==== Selected passage ====

# How To Transplant Eggplant



## karen1 (May 12, 2010)

I have had a hard time with eggplant. I bought a few Casper transplants and the rest I sowed seeds (indoors then transplanted) - heirloom Diamond variety. 

Bugs or something leave small holes all through the leaves of the Casper - and I can't see nor get rid of them. Diamond are still very small plants but after reading your post, it's probably the soil temps and I think they'll take off soon. I cook w/lots of eggplant and hope to have a great harvest. (They are so expensive at the store any more!)

Thanks for the post!


----------



## Tee (Mar 26, 2009)

Hi Karen,

Those small tiny holes you are finding in the leaves are most likely flea beetles. They are very, very tiny like bugs that look like black dots on the leaves. If you go out to the plants and see black dots on them, reach down and touch the leaves and see if the black dots jump away. 

To get rid of the flea beetles use a cayenne pepper spray, sprinkle diatomaceous earth all over the plants, and you can spray neem oil on them. Make sure to cover the bottom and top of the leaves. 

I feel your pain, I just went to the garden and found them on my bok choi and eggplant :-( So I had to do the same thing.


----------



## eleanor (May 11, 2011)

====

Directions >> Copy everything from "Bugs or something" down to "for the post!" in the eggplant thread above, word for word.

==== Material ====

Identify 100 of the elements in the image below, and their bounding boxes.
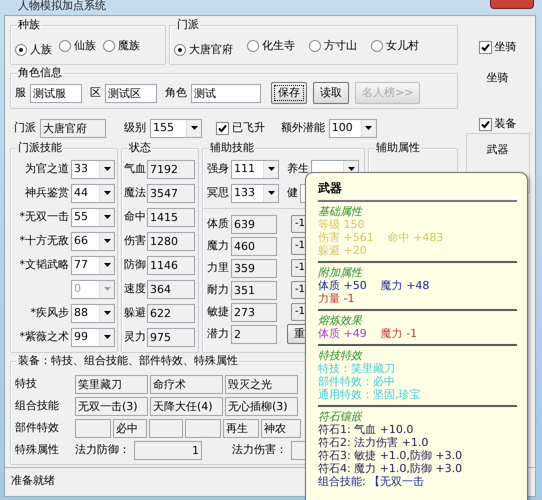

====

Correct response >>
Bugs or something leave small holes all through the leaves of the Casper - and I can't see nor get rid of them. Diamond are still very small plants but after reading your post, it's probably the soil temps and I think they'll take off soon. I cook w/lots of eggplant and hope to have a great harvest. (They are so expensive at the store any more!)

Thanks for the post!